--- STATED EXERCISE ---
All entries must be repeated exactly; do not include the pictures.

--- RECORDS FOR THE TASK ---

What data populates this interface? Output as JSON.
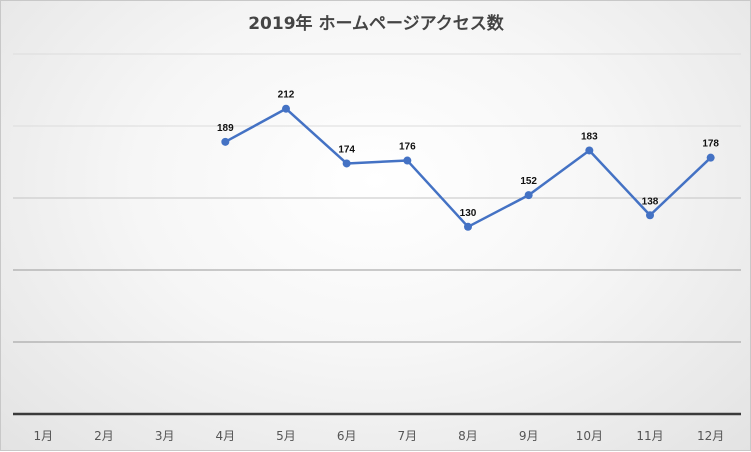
{
  "chart_data": {
    "type": "line",
    "title": "2019年 ホームページアクセス数",
    "categories": [
      "1月",
      "2月",
      "3月",
      "4月",
      "5月",
      "6月",
      "7月",
      "8月",
      "9月",
      "10月",
      "11月",
      "12月"
    ],
    "series": [
      {
        "name": "アクセス数",
        "values": [
          null,
          null,
          null,
          189,
          212,
          174,
          176,
          130,
          152,
          183,
          138,
          178
        ]
      }
    ],
    "xlabel": "",
    "ylabel": "",
    "ylim": [
      0,
      250
    ],
    "ygrid_step": 50,
    "grid": true,
    "legend": "none",
    "data_labels": true,
    "line_color": "#4472c4"
  }
}
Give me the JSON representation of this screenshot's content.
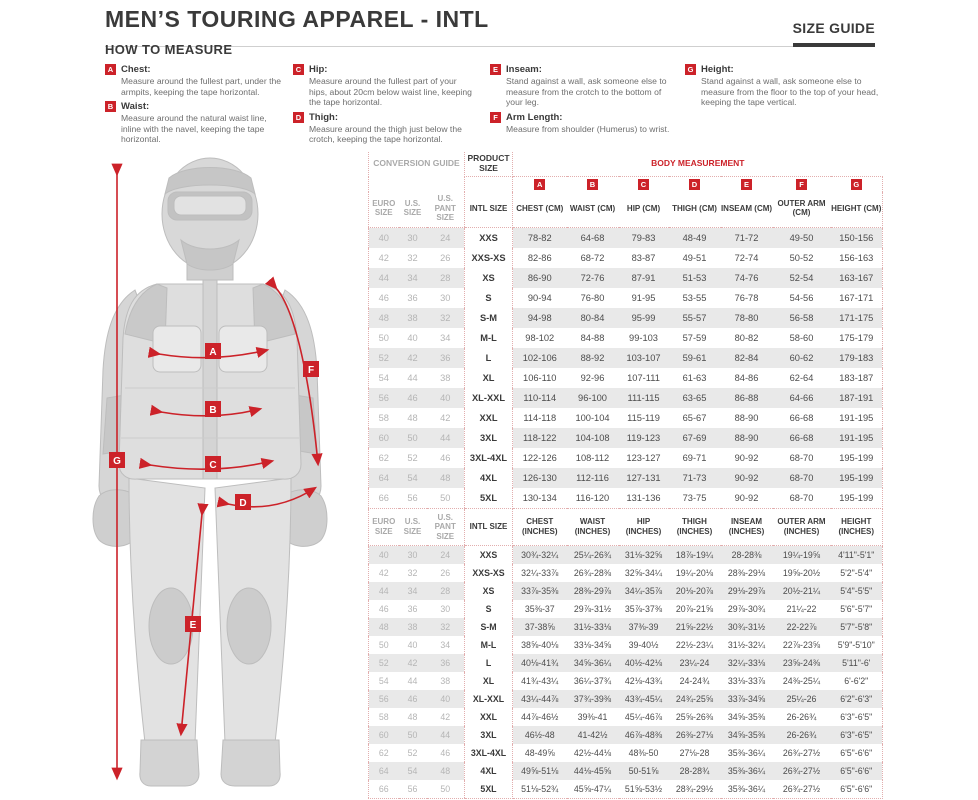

--- REPLY ---
What data populates this interface? Output as JSON.
{
  "chart_data": {
    "type": "line",
    "title": "2019年 ホームページアクセス数",
    "categories": [
      "1月",
      "2月",
      "3月",
      "4月",
      "5月",
      "6月",
      "7月",
      "8月",
      "9月",
      "10月",
      "11月",
      "12月"
    ],
    "series": [
      {
        "name": "アクセス数",
        "values": [
          null,
          null,
          null,
          189,
          212,
          174,
          176,
          130,
          152,
          183,
          138,
          178
        ]
      }
    ],
    "xlabel": "",
    "ylabel": "",
    "ylim": [
      0,
      250
    ],
    "ygrid_step": 50,
    "grid": true,
    "legend": "none",
    "data_labels": true,
    "line_color": "#4472c4"
  }
}
Give me the JSON representation of this screenshot's content.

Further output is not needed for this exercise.